● **Requirements**:
Which lines hold the word "الفلم"? Copy each of them.

● **Exercise material**:
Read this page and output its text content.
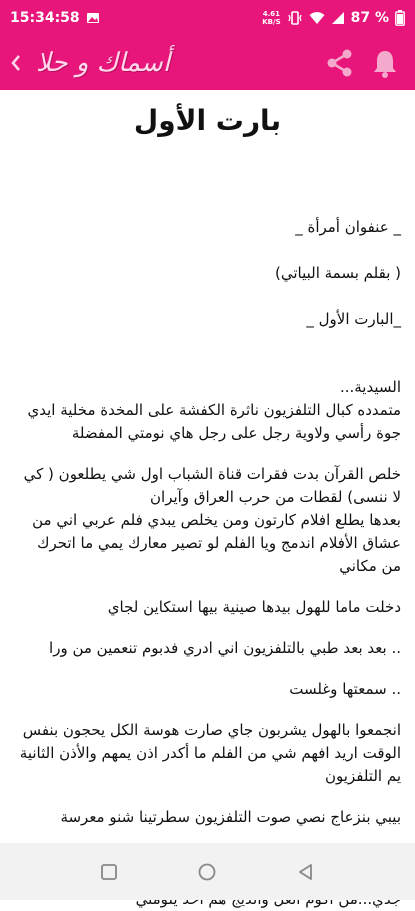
15:34:58	4.61
KB/S	87 %
أسماك و حلا
بارت الأول

_ عنفوان أمرأة _

( بقلم بسمة البياتي)

_البارت الأول _

السيدية...
متمدده كبال التلفزيون ناثرة الكفشة على المخدة مخلية ايدي جوة رأسي ولاوية رجل على رجل هاي نومتي المفضلة

خلص القرآن بدت فقرات قناة الشباب اول شي يطلعون ( كي لا ننسى) لقطات من حرب العراق وآيران
بعدها يطلع افلام كارتون ومن يخلص يبدي فلم عربي اني من عشاق الأفلام اندمج ويا الفلم لو تصير معارك يمي ما اتحرك من مكاني

دخلت ماما للهول بيدها صينية بيها استكاين لجاي

.. بعد بعد طبي بالتلفزيون اني ادري فدبوم تنعمين من ورا

.. سمعتها وغلست

انجمعوا بالهول يشربون جاي صارت هوسة الكل يحجون بنفس الوقت اريد افهم شي من الفلم ما أكدر اذن يمهم والأذن الثانية يم التلفزيون

بيبي بنزعاج نصي صوت التلفزيون سطرتينا شنو معرسة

● **The solution**:
بعدها يطلع افلام كارتون ومن يخلص يبدي فلم عربي اني من عشاق الأفلام اندمج ويا الفلم لو تصير معارك يمي ما اتحرك من مكاني
انجمعوا بالهول يشربون جاي صارت هوسة الكل يحجون بنفس الوقت اريد افهم شي من الفلم ما أكدر اذن يمهم والأذن الثانية يم التلفزيون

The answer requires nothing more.